→ **Written problem**
Give only the count of lines containing "this".
# start of Data shown
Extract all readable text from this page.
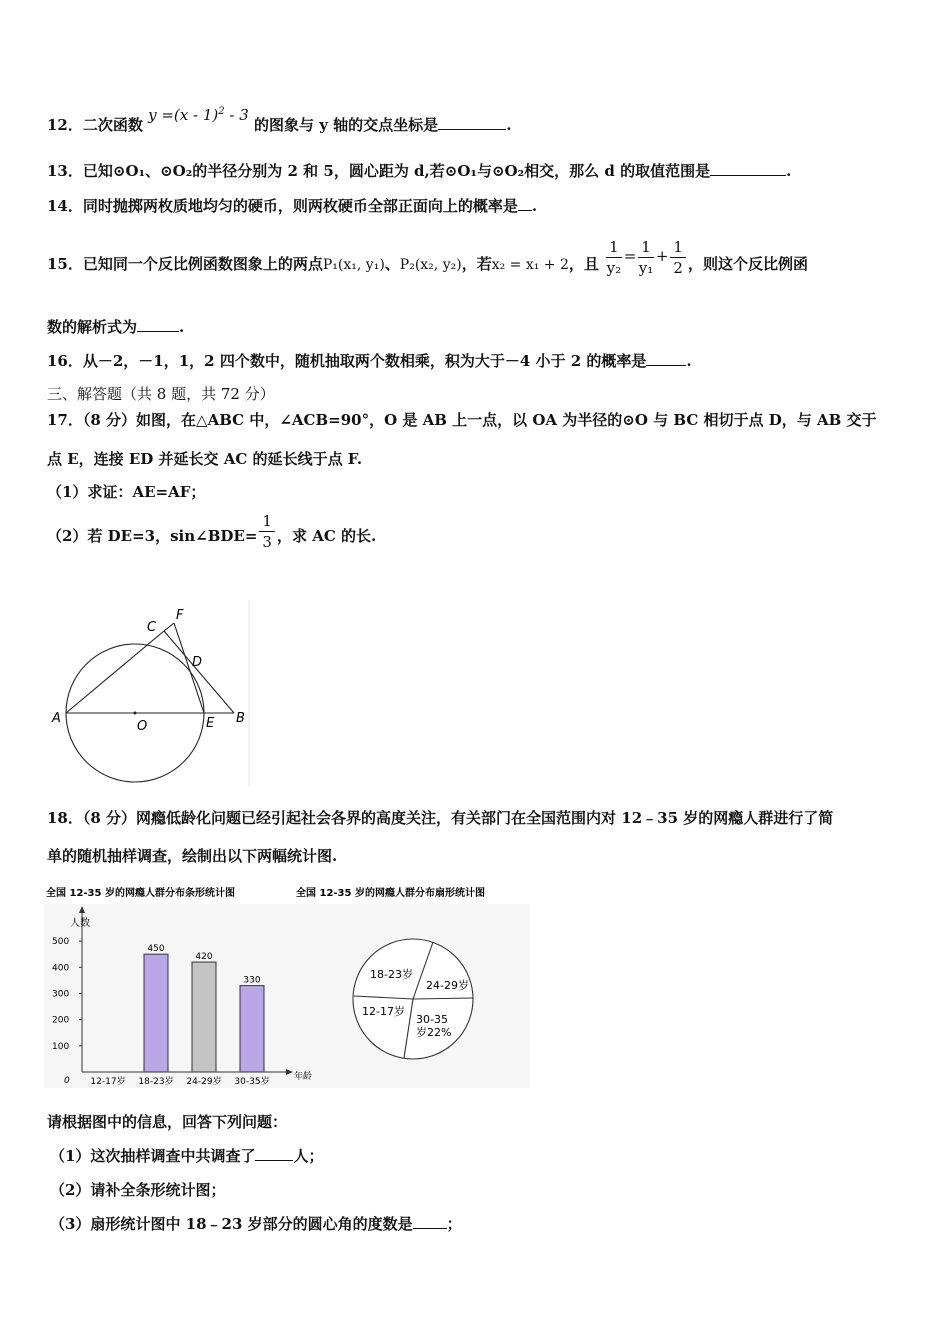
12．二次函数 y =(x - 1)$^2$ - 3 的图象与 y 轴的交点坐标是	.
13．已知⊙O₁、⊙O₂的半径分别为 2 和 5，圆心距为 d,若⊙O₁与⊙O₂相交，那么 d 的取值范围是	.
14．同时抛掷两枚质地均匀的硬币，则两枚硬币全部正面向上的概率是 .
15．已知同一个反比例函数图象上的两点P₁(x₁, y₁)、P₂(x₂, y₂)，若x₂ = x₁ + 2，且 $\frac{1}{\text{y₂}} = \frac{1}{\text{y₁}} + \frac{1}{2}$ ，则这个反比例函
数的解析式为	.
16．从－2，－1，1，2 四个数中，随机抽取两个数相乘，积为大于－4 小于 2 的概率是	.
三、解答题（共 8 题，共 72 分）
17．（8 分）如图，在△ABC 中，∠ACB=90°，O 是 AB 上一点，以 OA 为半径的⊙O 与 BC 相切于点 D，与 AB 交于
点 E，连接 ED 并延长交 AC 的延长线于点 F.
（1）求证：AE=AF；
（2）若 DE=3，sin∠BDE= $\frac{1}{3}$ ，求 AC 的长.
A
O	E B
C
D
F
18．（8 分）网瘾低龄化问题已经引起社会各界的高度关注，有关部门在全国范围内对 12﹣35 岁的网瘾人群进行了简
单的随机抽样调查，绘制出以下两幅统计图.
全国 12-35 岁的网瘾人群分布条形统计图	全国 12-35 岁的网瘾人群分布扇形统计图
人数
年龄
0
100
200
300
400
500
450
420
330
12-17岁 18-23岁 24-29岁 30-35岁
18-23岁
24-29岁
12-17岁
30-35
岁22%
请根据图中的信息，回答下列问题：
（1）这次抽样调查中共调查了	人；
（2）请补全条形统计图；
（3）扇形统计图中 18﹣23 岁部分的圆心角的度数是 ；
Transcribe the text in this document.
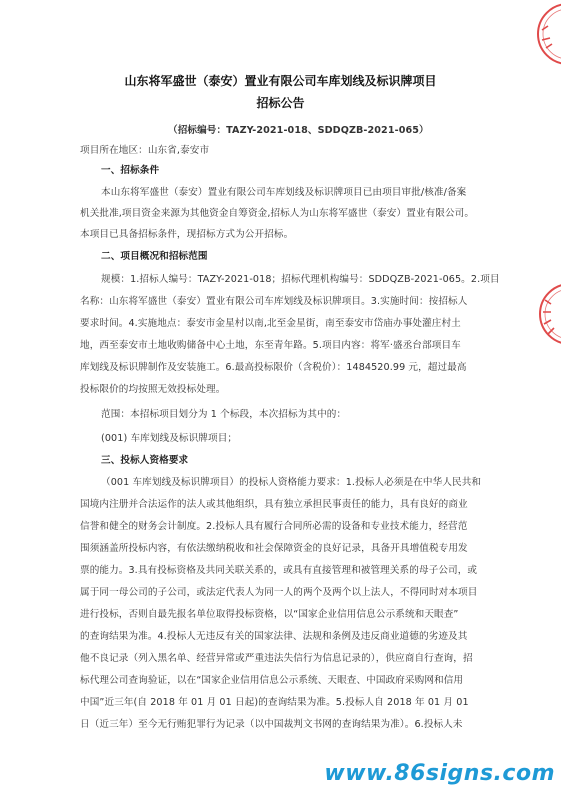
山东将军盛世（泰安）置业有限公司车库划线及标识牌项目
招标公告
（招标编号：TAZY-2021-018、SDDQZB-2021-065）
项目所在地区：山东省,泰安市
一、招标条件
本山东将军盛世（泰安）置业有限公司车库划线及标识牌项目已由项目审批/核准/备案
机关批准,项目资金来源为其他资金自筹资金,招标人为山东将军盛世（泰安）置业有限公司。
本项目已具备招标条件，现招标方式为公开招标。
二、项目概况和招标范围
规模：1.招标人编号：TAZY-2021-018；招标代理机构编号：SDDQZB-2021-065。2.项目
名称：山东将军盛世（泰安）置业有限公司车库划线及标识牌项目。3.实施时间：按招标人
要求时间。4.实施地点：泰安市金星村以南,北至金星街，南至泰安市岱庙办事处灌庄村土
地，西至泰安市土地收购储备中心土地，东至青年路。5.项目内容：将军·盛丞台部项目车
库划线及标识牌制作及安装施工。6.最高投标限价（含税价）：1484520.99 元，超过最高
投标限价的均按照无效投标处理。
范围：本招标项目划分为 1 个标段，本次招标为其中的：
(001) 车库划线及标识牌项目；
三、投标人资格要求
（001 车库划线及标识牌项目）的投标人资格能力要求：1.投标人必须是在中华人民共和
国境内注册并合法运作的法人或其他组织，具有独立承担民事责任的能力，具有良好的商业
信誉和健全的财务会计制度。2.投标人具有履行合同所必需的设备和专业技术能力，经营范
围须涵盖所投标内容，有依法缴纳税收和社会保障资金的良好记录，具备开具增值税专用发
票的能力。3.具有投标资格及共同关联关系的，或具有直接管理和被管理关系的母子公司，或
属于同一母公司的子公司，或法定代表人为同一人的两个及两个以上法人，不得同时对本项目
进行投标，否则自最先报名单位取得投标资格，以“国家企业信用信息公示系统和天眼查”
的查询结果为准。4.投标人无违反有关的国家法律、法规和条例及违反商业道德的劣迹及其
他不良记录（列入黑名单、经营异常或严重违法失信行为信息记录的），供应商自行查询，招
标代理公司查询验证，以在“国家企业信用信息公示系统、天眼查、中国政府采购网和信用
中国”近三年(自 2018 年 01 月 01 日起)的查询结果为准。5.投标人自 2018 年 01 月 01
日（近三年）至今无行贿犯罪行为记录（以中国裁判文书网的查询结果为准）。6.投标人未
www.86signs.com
# end of Data shown
→ **Solved problem**
2